▶ _Short problem_: Any picture among the records should be left out, please; retype the rest exactly.

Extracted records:
+-------+

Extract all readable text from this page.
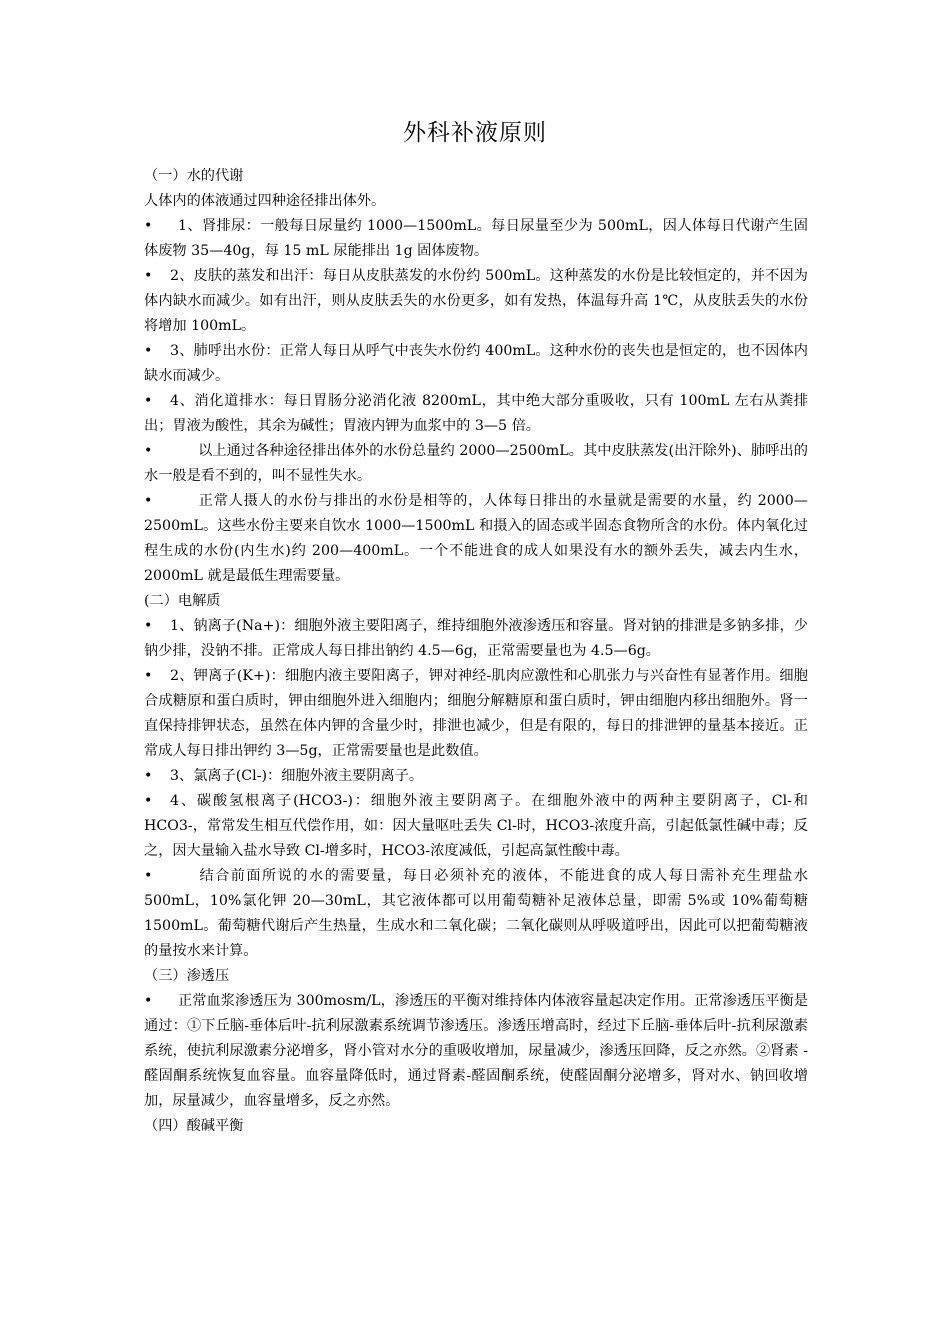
外科补液原则

（一）水的代谢

人体内的体液通过四种途径排出体外。

• 1、肾排尿：一般每日尿量约 1000—1500mL。每日尿量至少为 500mL，因人体每日代谢产生固体废物 35—40g，每 15 mL 尿能排出 1g 固体废物。

• 2、皮肤的蒸发和出汗：每日从皮肤蒸发的水份约 500mL。这种蒸发的水份是比较恒定的，并不因为体内缺水而减少。如有出汗，则从皮肤丢失的水份更多，如有发热，体温每升高 1℃，从皮肤丢失的水份将增加 100mL。

• 3、肺呼出水份：正常人每日从呼气中丧失水份约 400mL。这种水份的丧失也是恒定的，也不因体内缺水而减少。

• 4、消化道排水：每日胃肠分泌消化液 8200mL，其中绝大部分重吸收，只有 100mL 左右从粪排出；胃液为酸性，其余为碱性；胃液内钾为血浆中的 3—5 倍。

•	以上通过各种途径排出体外的水份总量约 2000—2500mL。其中皮肤蒸发(出汗除外)、肺呼出的水一般是看不到的，叫不显性失水。

•	正常人摄人的水份与排出的水份是相等的，人体每日排出的水量就是需要的水量，约 2000—2500mL。这些水份主要来自饮水 1000—1500mL 和摄入的固态或半固态食物所含的水份。体内氧化过程生成的水份(内生水)约 200—400mL。一个不能进食的成人如果没有水的额外丢失，减去内生水，2000mL 就是最低生理需要量。

(二）电解质

• 1、钠离子(Na+)：细胞外液主要阳离子，维持细胞外液渗透压和容量。肾对钠的排泄是多钠多排，少钠少排，没钠不排。正常成人每日排出钠约 4.5—6g，正常需要量也为 4.5—6g。

• 2、钾离子(K+)：细胞内液主要阳离子，钾对神经-肌肉应激性和心肌张力与兴奋性有显著作用。细胞合成糖原和蛋白质时，钾由细胞外进入细胞内；细胞分解糖原和蛋白质时，钾由细胞内移出细胞外。肾一直保持排钾状态，虽然在体内钾的含量少时，排泄也减少，但是有限的，每日的排泄钾的量基本接近。正常成人每日排出钾约 3—5g，正常需要量也是此数值。

• 3、氯离子(Cl-)：细胞外液主要阴离子。

• 4、碳酸氢根离子(HCO3-)：细胞外液主要阴离子。在细胞外液中的两种主要阴离子，Cl-和 HCO3-，常常发生相互代偿作用，如：因大量呕吐丢失 Cl-时，HCO3-浓度升高，引起低氯性碱中毒；反之，因大量输入盐水导致 Cl-增多时，HCO3-浓度减低，引起高氯性酸中毒。

•	结合前面所说的水的需要量，每日必须补充的液体，不能进食的成人每日需补充生理盐水 500mL，10%氯化钾 20—30mL，其它液体都可以用葡萄糖补足液体总量，即需 5%或 10%葡萄糖 1500mL。葡萄糖代谢后产生热量，生成水和二氧化碳；二氧化碳则从呼吸道呼出，因此可以把葡萄糖液的量按水来计算。

（三）渗透压

• 正常血浆渗透压为 300mosm/L，渗透压的平衡对维持体内体液容量起决定作用。正常渗透压平衡是通过：①下丘脑-垂体后叶-抗利尿激素系统调节渗透压。渗透压增高时，经过下丘脑-垂体后叶-抗利尿激素系统，使抗利尿激素分泌增多，肾小管对水分的重吸收增加，尿量减少，渗透压回降，反之亦然。②肾素 -醛固酮系统恢复血容量。血容量降低时，通过肾素-醛固酮系统，使醛固酮分泌增多，肾对水、钠回收增加，尿量减少，血容量增多，反之亦然。

（四）酸碱平衡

+-------+

▶ _Result for this task_:
Extract all readable text from this page.
外科补液原则

（一）水的代谢

人体内的体液通过四种途径排出体外。

• 1、肾排尿：一般每日尿量约 1000—1500mL。每日尿量至少为 500mL，因人体每日代谢产生固体废物 35—40g，每 15 mL 尿能排出 1g 固体废物。

• 2、皮肤的蒸发和出汗：每日从皮肤蒸发的水份约 500mL。这种蒸发的水份是比较恒定的，并不因为体内缺水而减少。如有出汗，则从皮肤丢失的水份更多，如有发热，体温每升高 1℃，从皮肤丢失的水份将增加 100mL。

• 3、肺呼出水份：正常人每日从呼气中丧失水份约 400mL。这种水份的丧失也是恒定的，也不因体内缺水而减少。

• 4、消化道排水：每日胃肠分泌消化液 8200mL，其中绝大部分重吸收，只有 100mL 左右从粪排出；胃液为酸性，其余为碱性；胃液内钾为血浆中的 3—5 倍。

•	以上通过各种途径排出体外的水份总量约 2000—2500mL。其中皮肤蒸发(出汗除外)、肺呼出的水一般是看不到的，叫不显性失水。

•	正常人摄人的水份与排出的水份是相等的，人体每日排出的水量就是需要的水量，约 2000—2500mL。这些水份主要来自饮水 1000—1500mL 和摄入的固态或半固态食物所含的水份。体内氧化过程生成的水份(内生水)约 200—400mL。一个不能进食的成人如果没有水的额外丢失，减去内生水，2000mL 就是最低生理需要量。

(二）电解质

• 1、钠离子(Na+)：细胞外液主要阳离子，维持细胞外液渗透压和容量。肾对钠的排泄是多钠多排，少钠少排，没钠不排。正常成人每日排出钠约 4.5—6g，正常需要量也为 4.5—6g。

• 2、钾离子(K+)：细胞内液主要阳离子，钾对神经-肌肉应激性和心肌张力与兴奋性有显著作用。细胞合成糖原和蛋白质时，钾由细胞外进入细胞内；细胞分解糖原和蛋白质时，钾由细胞内移出细胞外。肾一直保持排钾状态，虽然在体内钾的含量少时，排泄也减少，但是有限的，每日的排泄钾的量基本接近。正常成人每日排出钾约 3—5g，正常需要量也是此数值。

• 3、氯离子(Cl-)：细胞外液主要阴离子。

• 4、碳酸氢根离子(HCO3-)：细胞外液主要阴离子。在细胞外液中的两种主要阴离子，Cl-和 HCO3-，常常发生相互代偿作用，如：因大量呕吐丢失 Cl-时，HCO3-浓度升高，引起低氯性碱中毒；反之，因大量输入盐水导致 Cl-增多时，HCO3-浓度减低，引起高氯性酸中毒。

•	结合前面所说的水的需要量，每日必须补充的液体，不能进食的成人每日需补充生理盐水 500mL，10%氯化钾 20—30mL，其它液体都可以用葡萄糖补足液体总量，即需 5%或 10%葡萄糖 1500mL。葡萄糖代谢后产生热量，生成水和二氧化碳；二氧化碳则从呼吸道呼出，因此可以把葡萄糖液的量按水来计算。

（三）渗透压

• 正常血浆渗透压为 300mosm/L，渗透压的平衡对维持体内体液容量起决定作用。正常渗透压平衡是通过：①下丘脑-垂体后叶-抗利尿激素系统调节渗透压。渗透压增高时，经过下丘脑-垂体后叶-抗利尿激素系统，使抗利尿激素分泌增多，肾小管对水分的重吸收增加，尿量减少，渗透压回降，反之亦然。②肾素 -醛固酮系统恢复血容量。血容量降低时，通过肾素-醛固酮系统，使醛固酮分泌增多，肾对水、钠回收增加，尿量减少，血容量增多，反之亦然。

（四）酸碱平衡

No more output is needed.